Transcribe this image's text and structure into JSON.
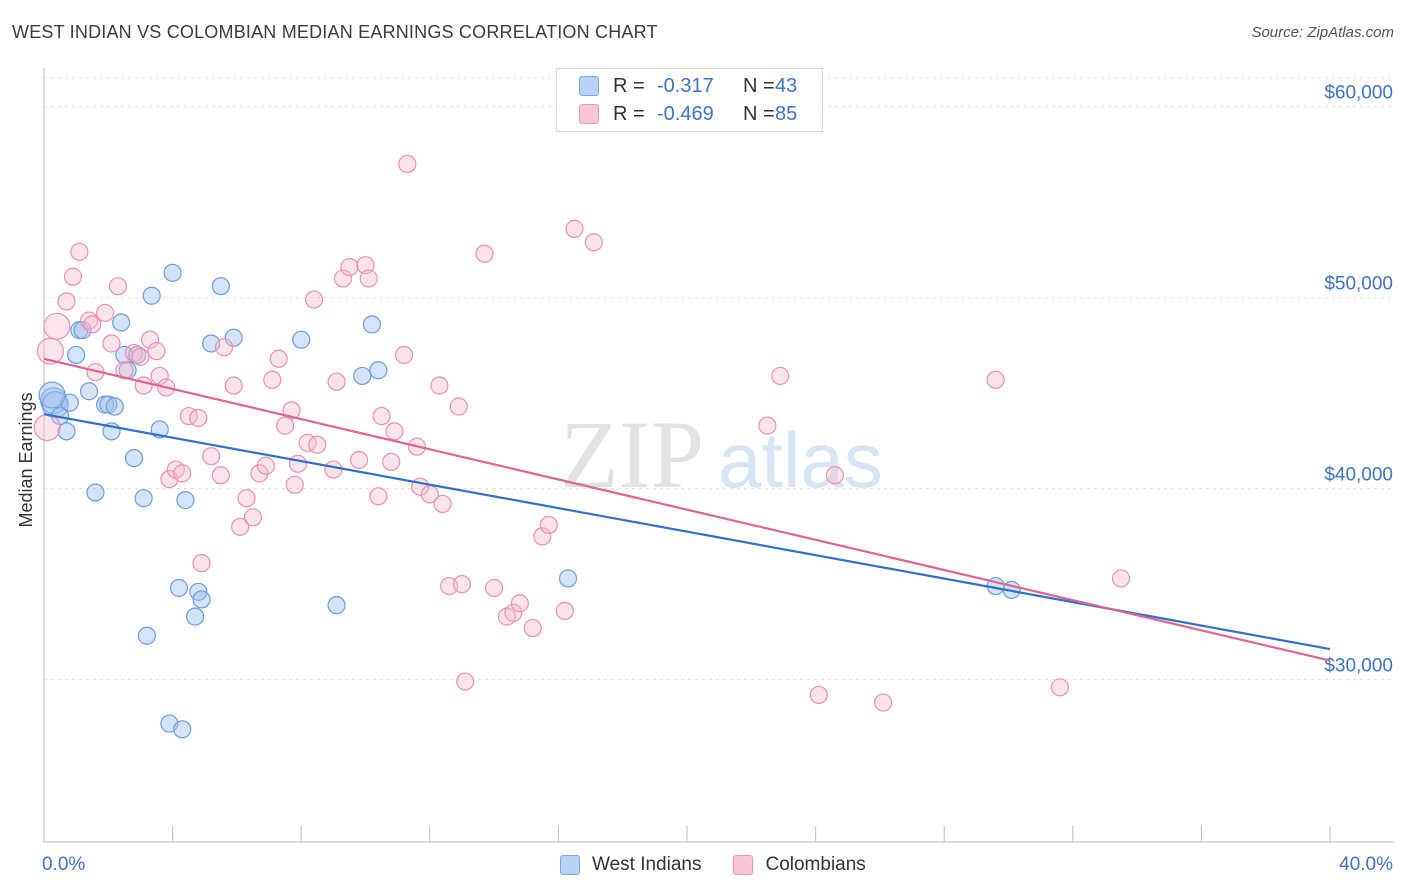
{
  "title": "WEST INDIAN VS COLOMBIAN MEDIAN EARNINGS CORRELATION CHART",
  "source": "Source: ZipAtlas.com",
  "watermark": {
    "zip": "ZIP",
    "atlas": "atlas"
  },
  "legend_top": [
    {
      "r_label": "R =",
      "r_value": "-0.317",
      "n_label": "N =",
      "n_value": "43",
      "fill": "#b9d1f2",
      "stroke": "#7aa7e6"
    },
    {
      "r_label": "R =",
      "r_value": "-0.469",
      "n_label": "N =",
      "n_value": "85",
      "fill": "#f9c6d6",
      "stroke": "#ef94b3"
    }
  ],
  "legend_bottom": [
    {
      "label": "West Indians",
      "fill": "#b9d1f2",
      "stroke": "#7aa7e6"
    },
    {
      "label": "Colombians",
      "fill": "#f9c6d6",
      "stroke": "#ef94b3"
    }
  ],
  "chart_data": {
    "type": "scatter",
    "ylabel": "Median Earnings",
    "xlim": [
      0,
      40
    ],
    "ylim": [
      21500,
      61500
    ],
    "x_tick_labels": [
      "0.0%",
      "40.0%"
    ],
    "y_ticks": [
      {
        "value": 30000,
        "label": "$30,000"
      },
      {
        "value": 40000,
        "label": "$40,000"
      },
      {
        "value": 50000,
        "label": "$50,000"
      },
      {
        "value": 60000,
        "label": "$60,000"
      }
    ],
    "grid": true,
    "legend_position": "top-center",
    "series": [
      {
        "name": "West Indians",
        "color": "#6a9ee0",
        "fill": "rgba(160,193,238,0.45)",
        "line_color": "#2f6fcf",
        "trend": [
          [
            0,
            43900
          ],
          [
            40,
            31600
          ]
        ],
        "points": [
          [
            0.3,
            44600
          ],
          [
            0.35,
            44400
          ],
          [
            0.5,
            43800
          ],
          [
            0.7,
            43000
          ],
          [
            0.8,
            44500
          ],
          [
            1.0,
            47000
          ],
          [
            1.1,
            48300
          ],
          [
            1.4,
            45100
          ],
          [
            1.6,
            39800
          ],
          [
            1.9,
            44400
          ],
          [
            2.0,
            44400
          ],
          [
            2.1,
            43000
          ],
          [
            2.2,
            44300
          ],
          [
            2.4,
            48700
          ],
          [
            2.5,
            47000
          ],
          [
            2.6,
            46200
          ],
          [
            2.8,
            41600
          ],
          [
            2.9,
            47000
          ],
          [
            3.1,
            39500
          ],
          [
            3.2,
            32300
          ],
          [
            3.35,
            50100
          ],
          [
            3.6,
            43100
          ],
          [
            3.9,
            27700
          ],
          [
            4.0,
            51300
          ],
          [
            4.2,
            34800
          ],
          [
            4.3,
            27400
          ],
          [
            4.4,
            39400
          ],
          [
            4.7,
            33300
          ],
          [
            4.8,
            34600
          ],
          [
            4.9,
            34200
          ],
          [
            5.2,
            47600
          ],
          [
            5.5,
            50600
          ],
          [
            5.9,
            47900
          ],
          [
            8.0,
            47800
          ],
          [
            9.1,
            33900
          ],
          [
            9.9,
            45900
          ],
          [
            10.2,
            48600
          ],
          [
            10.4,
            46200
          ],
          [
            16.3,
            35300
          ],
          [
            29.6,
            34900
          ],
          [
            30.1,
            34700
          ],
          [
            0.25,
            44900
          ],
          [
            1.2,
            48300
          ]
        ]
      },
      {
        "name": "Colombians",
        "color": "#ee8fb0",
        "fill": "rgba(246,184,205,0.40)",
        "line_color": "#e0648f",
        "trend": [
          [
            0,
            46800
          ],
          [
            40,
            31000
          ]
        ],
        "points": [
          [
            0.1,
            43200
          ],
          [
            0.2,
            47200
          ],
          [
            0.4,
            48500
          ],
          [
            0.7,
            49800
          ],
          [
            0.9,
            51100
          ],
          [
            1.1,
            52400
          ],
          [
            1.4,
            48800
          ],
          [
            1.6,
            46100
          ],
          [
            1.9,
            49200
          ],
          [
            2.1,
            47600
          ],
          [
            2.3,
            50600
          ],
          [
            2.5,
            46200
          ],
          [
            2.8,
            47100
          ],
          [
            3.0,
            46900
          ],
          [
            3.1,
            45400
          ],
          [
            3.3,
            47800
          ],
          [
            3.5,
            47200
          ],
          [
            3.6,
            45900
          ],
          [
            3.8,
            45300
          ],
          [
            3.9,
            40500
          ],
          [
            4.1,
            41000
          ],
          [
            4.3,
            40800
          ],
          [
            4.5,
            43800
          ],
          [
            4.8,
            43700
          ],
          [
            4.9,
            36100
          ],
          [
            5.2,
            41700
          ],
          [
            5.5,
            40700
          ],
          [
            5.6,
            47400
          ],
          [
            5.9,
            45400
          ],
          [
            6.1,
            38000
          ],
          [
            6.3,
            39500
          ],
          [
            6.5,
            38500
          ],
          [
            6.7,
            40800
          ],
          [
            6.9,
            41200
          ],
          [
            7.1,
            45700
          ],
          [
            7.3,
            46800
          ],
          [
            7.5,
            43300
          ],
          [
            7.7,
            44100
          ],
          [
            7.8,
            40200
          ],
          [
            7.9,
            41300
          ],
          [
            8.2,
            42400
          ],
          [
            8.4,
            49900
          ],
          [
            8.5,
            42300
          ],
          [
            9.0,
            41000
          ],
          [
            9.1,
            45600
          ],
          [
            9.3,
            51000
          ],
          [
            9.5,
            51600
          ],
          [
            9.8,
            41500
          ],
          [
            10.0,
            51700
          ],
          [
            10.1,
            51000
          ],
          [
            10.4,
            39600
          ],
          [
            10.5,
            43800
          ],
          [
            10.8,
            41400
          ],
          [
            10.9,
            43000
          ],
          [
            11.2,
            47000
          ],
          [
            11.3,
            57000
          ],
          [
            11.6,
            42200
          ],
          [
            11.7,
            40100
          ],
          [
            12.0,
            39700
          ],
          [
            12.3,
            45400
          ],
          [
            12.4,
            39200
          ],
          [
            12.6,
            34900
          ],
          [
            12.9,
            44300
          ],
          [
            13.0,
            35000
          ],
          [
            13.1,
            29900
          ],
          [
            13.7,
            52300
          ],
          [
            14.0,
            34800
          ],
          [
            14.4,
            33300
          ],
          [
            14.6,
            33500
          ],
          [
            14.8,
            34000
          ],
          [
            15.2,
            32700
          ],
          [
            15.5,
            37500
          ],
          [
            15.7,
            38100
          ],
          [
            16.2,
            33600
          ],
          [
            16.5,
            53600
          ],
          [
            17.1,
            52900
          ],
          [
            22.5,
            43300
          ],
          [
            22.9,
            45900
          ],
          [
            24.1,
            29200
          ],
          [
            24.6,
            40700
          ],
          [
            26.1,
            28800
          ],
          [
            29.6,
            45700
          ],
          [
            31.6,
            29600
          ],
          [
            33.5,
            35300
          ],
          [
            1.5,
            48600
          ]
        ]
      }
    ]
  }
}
==
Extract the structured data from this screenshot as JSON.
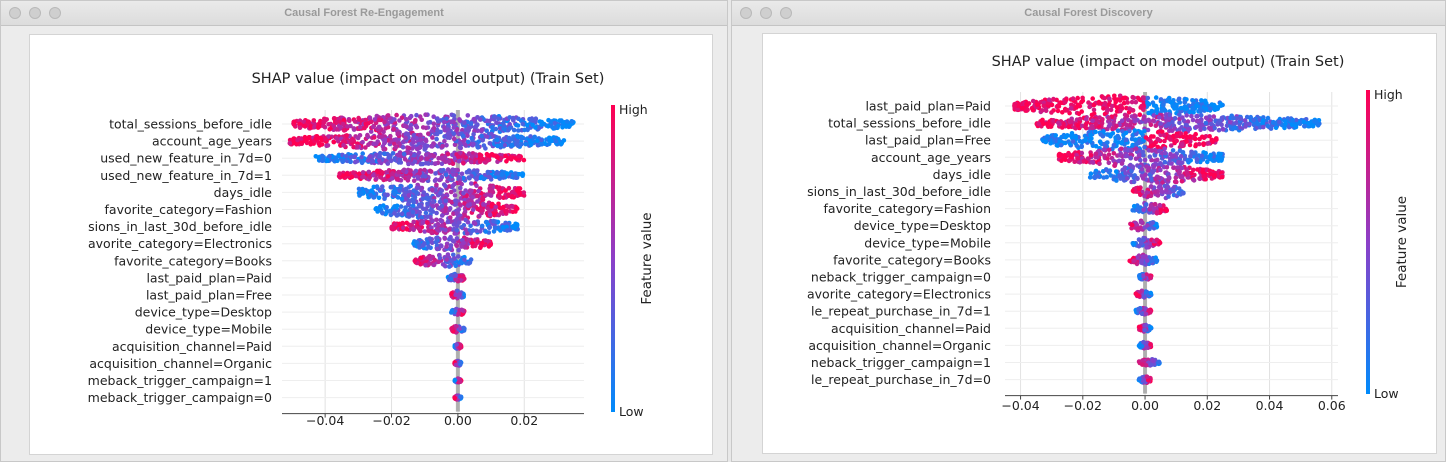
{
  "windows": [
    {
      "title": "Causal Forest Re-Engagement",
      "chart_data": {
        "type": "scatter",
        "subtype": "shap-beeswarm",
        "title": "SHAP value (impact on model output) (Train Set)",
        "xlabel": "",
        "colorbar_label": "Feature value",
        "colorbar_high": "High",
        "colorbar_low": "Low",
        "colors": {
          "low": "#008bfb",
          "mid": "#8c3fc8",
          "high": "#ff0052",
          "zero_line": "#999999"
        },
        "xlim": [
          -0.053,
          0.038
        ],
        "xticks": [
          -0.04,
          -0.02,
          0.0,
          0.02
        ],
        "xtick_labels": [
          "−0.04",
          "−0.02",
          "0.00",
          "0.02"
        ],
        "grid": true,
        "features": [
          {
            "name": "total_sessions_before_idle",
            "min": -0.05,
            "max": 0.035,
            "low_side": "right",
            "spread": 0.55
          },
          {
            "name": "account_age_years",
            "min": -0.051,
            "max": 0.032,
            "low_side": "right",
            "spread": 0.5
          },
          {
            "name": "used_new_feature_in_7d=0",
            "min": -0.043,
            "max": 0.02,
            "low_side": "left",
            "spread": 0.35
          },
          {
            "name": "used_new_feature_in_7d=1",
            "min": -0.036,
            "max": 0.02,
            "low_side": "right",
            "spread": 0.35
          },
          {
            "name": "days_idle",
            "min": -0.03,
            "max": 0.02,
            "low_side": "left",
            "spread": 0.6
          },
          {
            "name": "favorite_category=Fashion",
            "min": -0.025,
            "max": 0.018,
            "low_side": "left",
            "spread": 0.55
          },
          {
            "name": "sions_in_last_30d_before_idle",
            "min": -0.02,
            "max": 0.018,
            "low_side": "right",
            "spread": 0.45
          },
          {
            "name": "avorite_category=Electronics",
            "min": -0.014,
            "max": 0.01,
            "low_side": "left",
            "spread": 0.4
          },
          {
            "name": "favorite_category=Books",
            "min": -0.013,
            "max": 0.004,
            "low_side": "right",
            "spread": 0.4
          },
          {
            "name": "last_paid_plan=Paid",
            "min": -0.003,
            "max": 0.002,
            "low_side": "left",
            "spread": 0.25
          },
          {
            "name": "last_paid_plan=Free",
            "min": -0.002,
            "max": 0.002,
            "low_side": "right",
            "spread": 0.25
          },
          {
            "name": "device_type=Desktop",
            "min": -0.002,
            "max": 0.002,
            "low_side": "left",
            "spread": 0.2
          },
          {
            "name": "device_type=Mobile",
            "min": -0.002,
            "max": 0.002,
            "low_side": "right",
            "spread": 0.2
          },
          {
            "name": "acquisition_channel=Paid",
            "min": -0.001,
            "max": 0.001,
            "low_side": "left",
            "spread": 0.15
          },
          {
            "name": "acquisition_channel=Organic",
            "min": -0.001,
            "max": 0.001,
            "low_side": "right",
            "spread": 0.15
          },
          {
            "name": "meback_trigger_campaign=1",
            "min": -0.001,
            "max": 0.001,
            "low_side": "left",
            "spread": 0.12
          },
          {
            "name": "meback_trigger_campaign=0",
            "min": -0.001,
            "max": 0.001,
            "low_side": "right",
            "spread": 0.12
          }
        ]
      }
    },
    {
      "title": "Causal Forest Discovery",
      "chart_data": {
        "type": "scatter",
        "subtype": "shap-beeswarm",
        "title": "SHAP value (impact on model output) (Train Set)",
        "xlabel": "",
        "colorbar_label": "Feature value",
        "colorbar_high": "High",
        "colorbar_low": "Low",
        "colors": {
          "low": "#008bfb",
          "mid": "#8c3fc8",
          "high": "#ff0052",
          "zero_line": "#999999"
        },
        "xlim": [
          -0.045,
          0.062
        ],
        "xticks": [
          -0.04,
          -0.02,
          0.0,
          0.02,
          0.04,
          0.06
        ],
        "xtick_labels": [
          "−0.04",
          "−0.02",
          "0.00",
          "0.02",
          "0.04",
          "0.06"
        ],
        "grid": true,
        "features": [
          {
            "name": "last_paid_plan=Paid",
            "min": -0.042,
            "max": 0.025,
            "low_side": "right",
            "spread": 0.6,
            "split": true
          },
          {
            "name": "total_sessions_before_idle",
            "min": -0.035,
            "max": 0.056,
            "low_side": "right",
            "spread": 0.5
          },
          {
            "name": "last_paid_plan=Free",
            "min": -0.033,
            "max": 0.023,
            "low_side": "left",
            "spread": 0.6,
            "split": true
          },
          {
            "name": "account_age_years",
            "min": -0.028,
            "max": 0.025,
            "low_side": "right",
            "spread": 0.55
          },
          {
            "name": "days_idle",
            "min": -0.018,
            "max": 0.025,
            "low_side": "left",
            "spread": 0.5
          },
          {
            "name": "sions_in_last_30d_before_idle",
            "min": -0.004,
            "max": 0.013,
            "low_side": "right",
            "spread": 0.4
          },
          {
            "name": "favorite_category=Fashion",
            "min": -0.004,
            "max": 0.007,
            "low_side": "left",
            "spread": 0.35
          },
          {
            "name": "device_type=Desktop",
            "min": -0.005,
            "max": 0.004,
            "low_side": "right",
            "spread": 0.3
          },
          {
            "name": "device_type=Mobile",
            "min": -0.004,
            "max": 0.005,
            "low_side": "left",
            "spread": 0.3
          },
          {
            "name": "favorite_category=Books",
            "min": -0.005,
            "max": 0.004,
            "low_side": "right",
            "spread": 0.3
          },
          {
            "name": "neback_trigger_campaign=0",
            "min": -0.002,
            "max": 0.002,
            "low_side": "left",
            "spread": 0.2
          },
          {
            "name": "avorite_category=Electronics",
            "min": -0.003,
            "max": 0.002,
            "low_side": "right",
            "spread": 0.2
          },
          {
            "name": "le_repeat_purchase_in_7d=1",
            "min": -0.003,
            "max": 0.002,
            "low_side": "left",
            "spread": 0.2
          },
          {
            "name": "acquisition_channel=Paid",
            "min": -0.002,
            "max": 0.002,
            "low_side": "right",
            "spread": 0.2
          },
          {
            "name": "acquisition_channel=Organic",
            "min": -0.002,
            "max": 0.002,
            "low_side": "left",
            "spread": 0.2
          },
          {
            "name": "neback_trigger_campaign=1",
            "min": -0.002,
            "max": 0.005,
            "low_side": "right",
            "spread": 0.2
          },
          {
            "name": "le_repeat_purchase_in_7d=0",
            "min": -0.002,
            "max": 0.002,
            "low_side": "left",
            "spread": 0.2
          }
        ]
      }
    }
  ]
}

Instructions for the task
From the listing above, find the number of lines with the word "JSON" in them. Answer with the number only.

Complete response
2